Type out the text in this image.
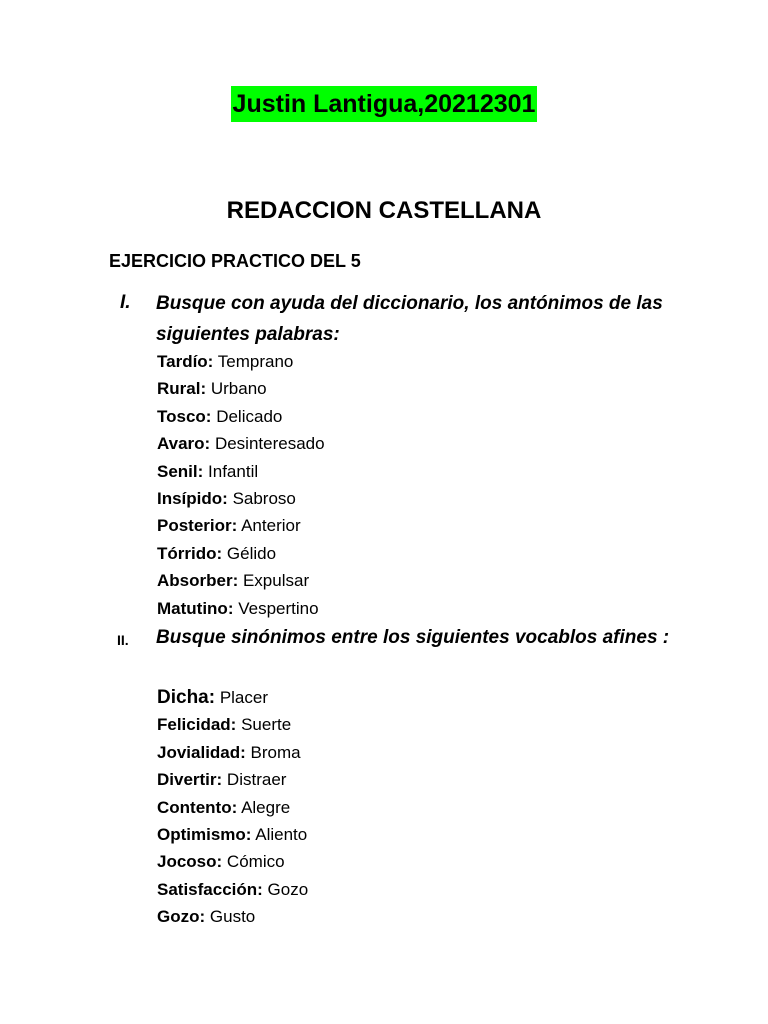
Justin Lantigua,20212301
REDACCION CASTELLANA
EJERCICIO PRACTICO DEL 5
I. Busque con ayuda del diccionario, los antónimos de las siguientes palabras:
Tardío: Temprano
Rural: Urbano
Tosco: Delicado
Avaro: Desinteresado
Senil: Infantil
Insípido: Sabroso
Posterior: Anterior
Tórrido: Gélido
Absorber: Expulsar
Matutino: Vespertino
II. Busque sinónimos entre los siguientes vocablos afines :
Dicha: Placer
Felicidad: Suerte
Jovialidad: Broma
Divertir: Distraer
Contento: Alegre
Optimismo: Aliento
Jocoso: Cómico
Satisfacción: Gozo
Gozo: Gusto
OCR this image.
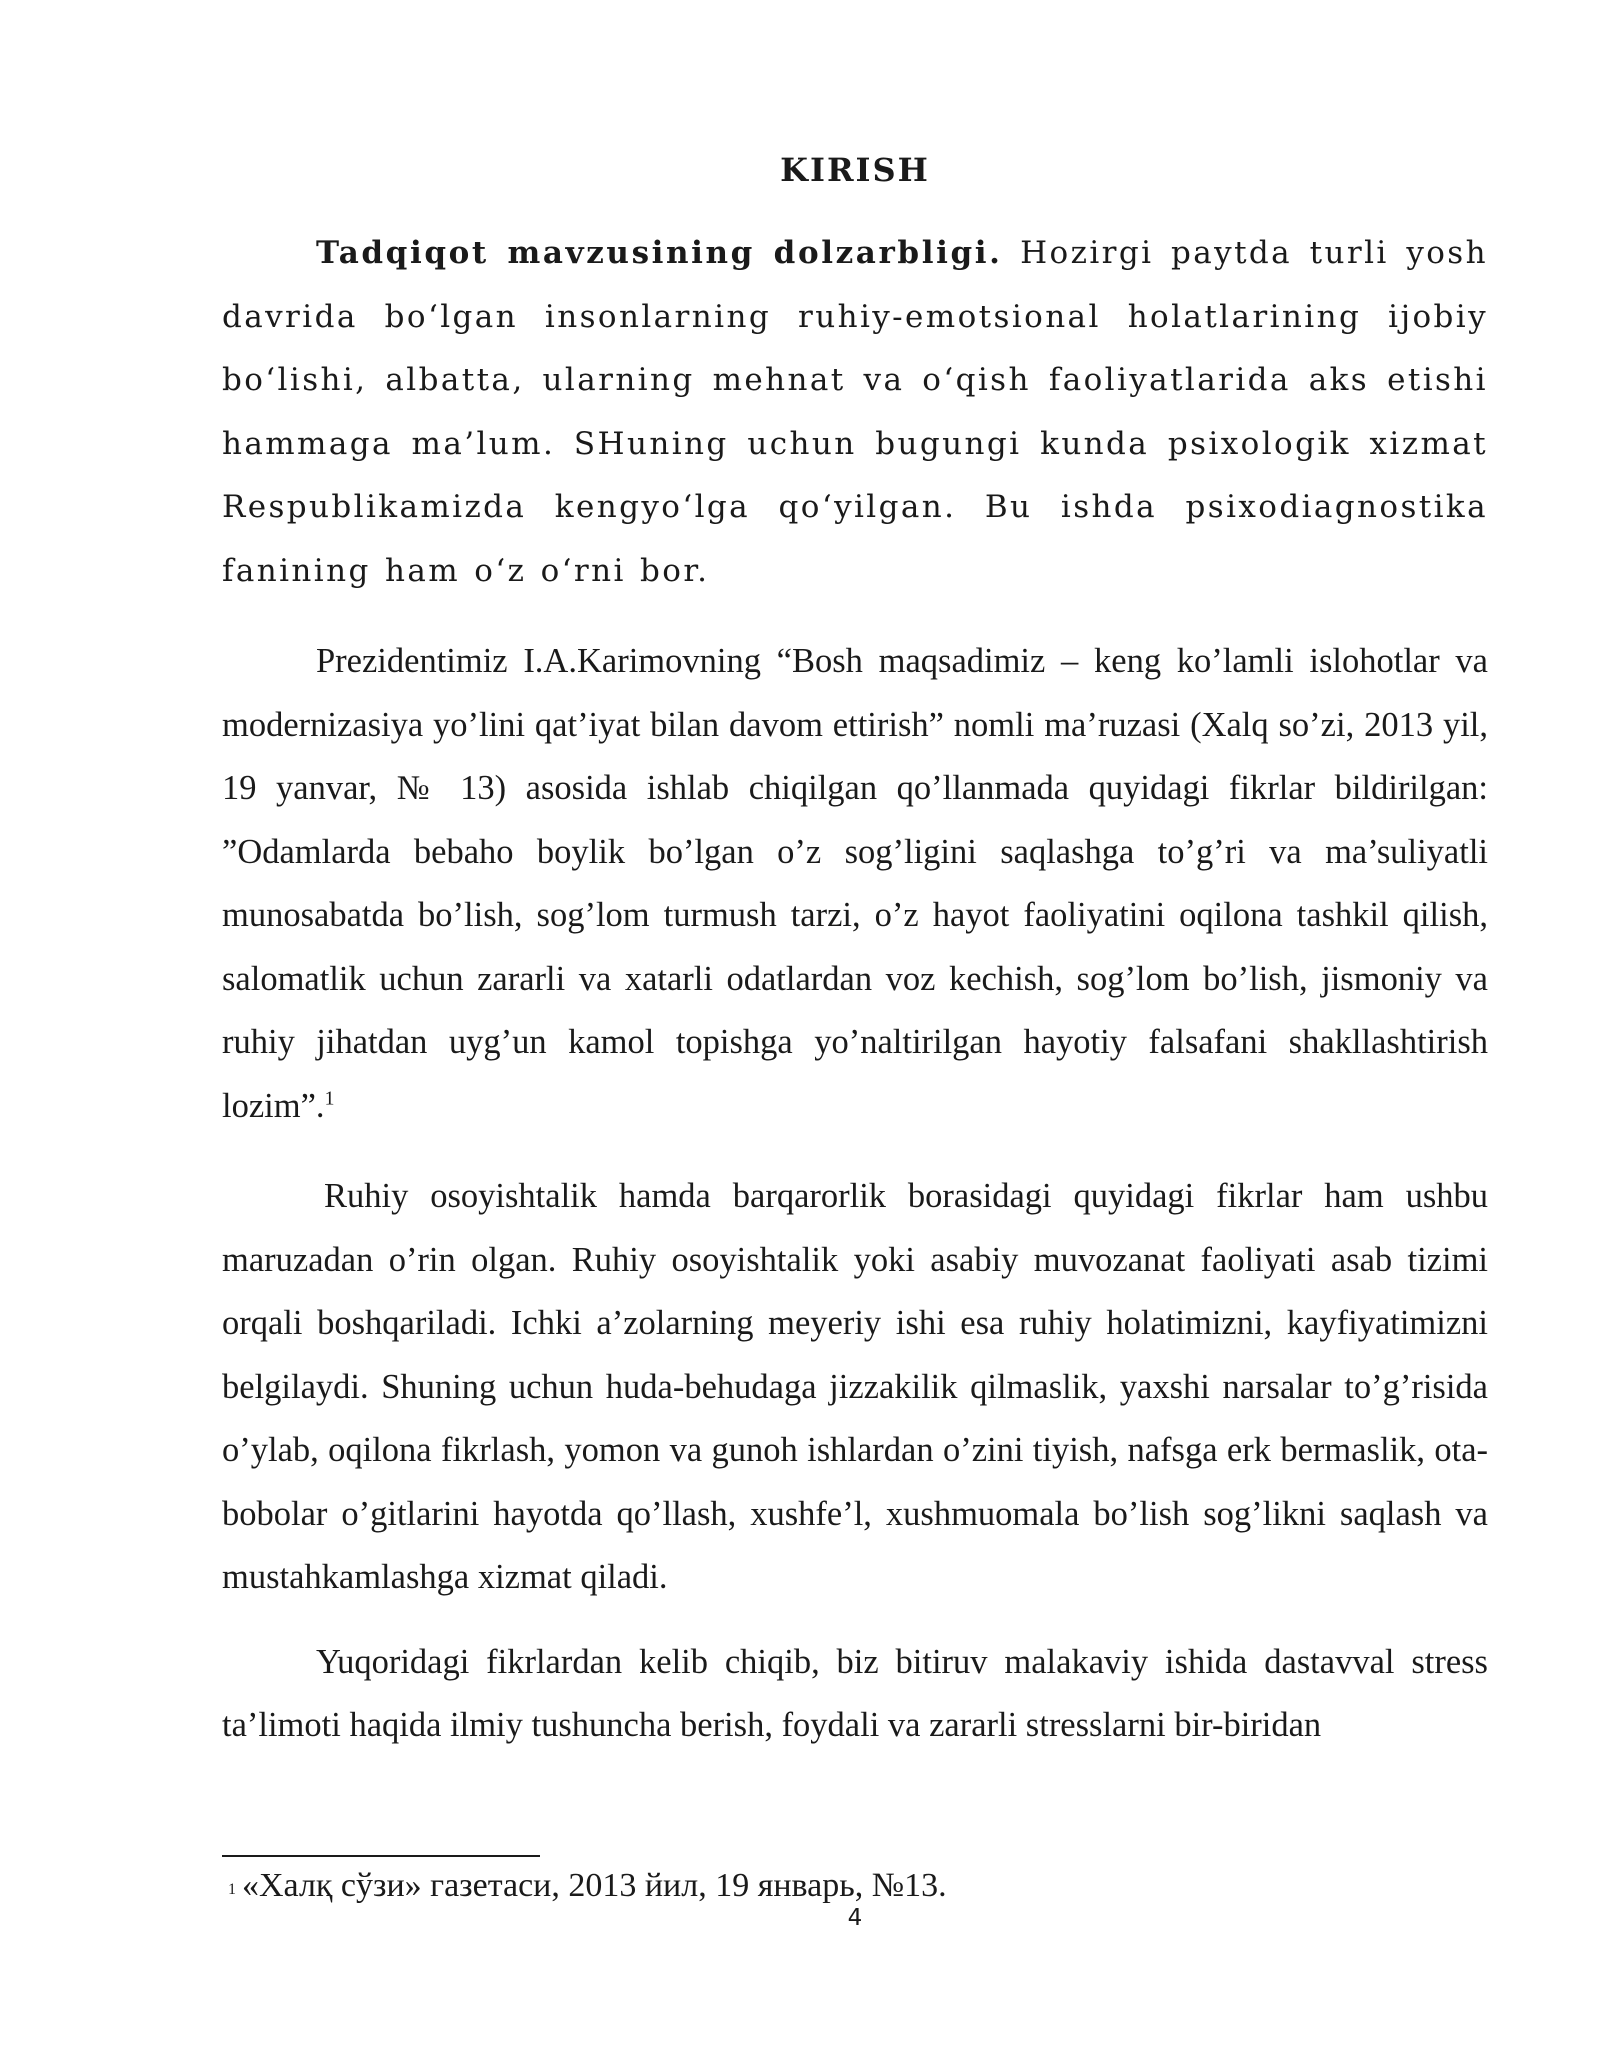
KIRISH

Tadqiqot mavzusining dolzarbligi. Hozirgi paytda turli yosh davrida bo‘lgan insonlarning ruhiy-emotsional holatlarining ijobiy bo‘lishi, albatta, ularning mehnat va o‘qish faoliyatlarida aks etishi hammaga ma’lum. SHuning uchun bugungi kunda psixologik xizmat Respublikamizda kengyo‘lga qo‘yilgan. Bu ishda psixodiagnostika fanining ham o‘z o‘rni bor.

Prezidentimiz I.A.Karimovning “Bosh maqsadimiz – keng ko’lamli islohotlar va modernizasiya yo’lini qat’iyat bilan davom ettirish” nomli ma’ruzasi (Xalq so’zi, 2013 yil, 19 yanvar, № 13) asosida ishlab chiqilgan qo’llanmada quyidagi fikrlar bildirilgan: ”Odamlarda bebaho boylik bo’lgan o’z sog’ligini saqlashga to’g’ri va ma’suliyatli munosabatda bo’lish, sog’lom turmush tarzi, o’z hayot faoliyatini oqilona tashkil qilish, salomatlik uchun zararli va xatarli odatlardan voz kechish, sog’lom bo’lish, jismoniy va ruhiy jihatdan uyg’un kamol topishga yo’naltirilgan hayotiy falsafani shakllashtirish lozim”.$^1$

Ruhiy osoyishtalik hamda barqarorlik borasidagi quyidagi fikrlar ham ushbu maruzadan o’rin olgan. Ruhiy osoyishtalik yoki asabiy muvozanat faoliyati asab tizimi orqali boshqariladi. Ichki a’zolarning meyeriy ishi esa ruhiy holatimizni, kayfiyatimizni belgilaydi. Shuning uchun huda-behudaga jizzakilik qilmaslik, yaxshi narsalar to’g’risida o’ylab, oqilona fikrlash, yomon va gunoh ishlardan o’zini tiyish, nafsga erk bermaslik, ota-bobolar o’gitlarini hayotda qo’llash, xushfe’l, xushmuomala bo’lish sog’likni saqlash va mustahkamlashga xizmat qiladi.

Yuqoridagi fikrlardan kelib chiqib, biz bitiruv malakaviy ishida dastavval stress ta’limoti haqida ilmiy tushuncha berish, foydali va zararli stresslarni bir-biridan

$^1$ «Халқ сўзи» газетаси, 2013 йил, 19 январь, №13.
4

-------------------------

• Problem to work on
Copy the listing over exactly, skipping the pictures it holds.

• Response
Type out the text in this image.
Justin Lantigua,20212301
REDACCION CASTELLANA
EJERCICIO PRACTICO DEL 5
I. Busque con ayuda del diccionario, los antónimos de las siguientes palabras:
Tardío: Temprano
Rural: Urbano
Tosco: Delicado
Avaro: Desinteresado
Senil: Infantil
Insípido: Sabroso
Posterior: Anterior
Tórrido: Gélido
Absorber: Expulsar
Matutino: Vespertino
II. Busque sinónimos entre los siguientes vocablos afines :
Dicha: Placer
Felicidad: Suerte
Jovialidad: Broma
Divertir: Distraer
Contento: Alegre
Optimismo: Aliento
Jocoso: Cómico
Satisfacción: Gozo
Gozo: Gusto
OCR this image.
KIRISH

Tadqiqot mavzusining dolzarbligi. Hozirgi paytda turli yosh davrida bo‘lgan insonlarning ruhiy-emotsional holatlarining ijobiy bo‘lishi, albatta, ularning mehnat va o‘qish faoliyatlarida aks etishi hammaga ma’lum. SHuning uchun bugungi kunda psixologik xizmat Respublikamizda kengyo‘lga qo‘yilgan. Bu ishda psixodiagnostika fanining ham o‘z o‘rni bor.

Prezidentimiz I.A.Karimovning “Bosh maqsadimiz – keng ko’lamli islohotlar va modernizasiya yo’lini qat’iyat bilan davom ettirish” nomli ma’ruzasi (Xalq so’zi, 2013 yil, 19 yanvar, № 13) asosida ishlab chiqilgan qo’llanmada quyidagi fikrlar bildirilgan: ”Odamlarda bebaho boylik bo’lgan o’z sog’ligini saqlashga to’g’ri va ma’suliyatli munosabatda bo’lish, sog’lom turmush tarzi, o’z hayot faoliyatini oqilona tashkil qilish, salomatlik uchun zararli va xatarli odatlardan voz kechish, sog’lom bo’lish, jismoniy va ruhiy jihatdan uyg’un kamol topishga yo’naltirilgan hayotiy falsafani shakllashtirish lozim”.$^1$

Ruhiy osoyishtalik hamda barqarorlik borasidagi quyidagi fikrlar ham ushbu maruzadan o’rin olgan. Ruhiy osoyishtalik yoki asabiy muvozanat faoliyati asab tizimi orqali boshqariladi. Ichki a’zolarning meyeriy ishi esa ruhiy holatimizni, kayfiyatimizni belgilaydi. Shuning uchun huda-behudaga jizzakilik qilmaslik, yaxshi narsalar to’g’risida o’ylab, oqilona fikrlash, yomon va gunoh ishlardan o’zini tiyish, nafsga erk bermaslik, ota-bobolar o’gitlarini hayotda qo’llash, xushfe’l, xushmuomala bo’lish sog’likni saqlash va mustahkamlashga xizmat qiladi.

Yuqoridagi fikrlardan kelib chiqib, biz bitiruv malakaviy ishida dastavval stress ta’limoti haqida ilmiy tushuncha berish, foydali va zararli stresslarni bir-biridan

$^1$ «Халқ сўзи» газетаси, 2013 йил, 19 январь, №13.
4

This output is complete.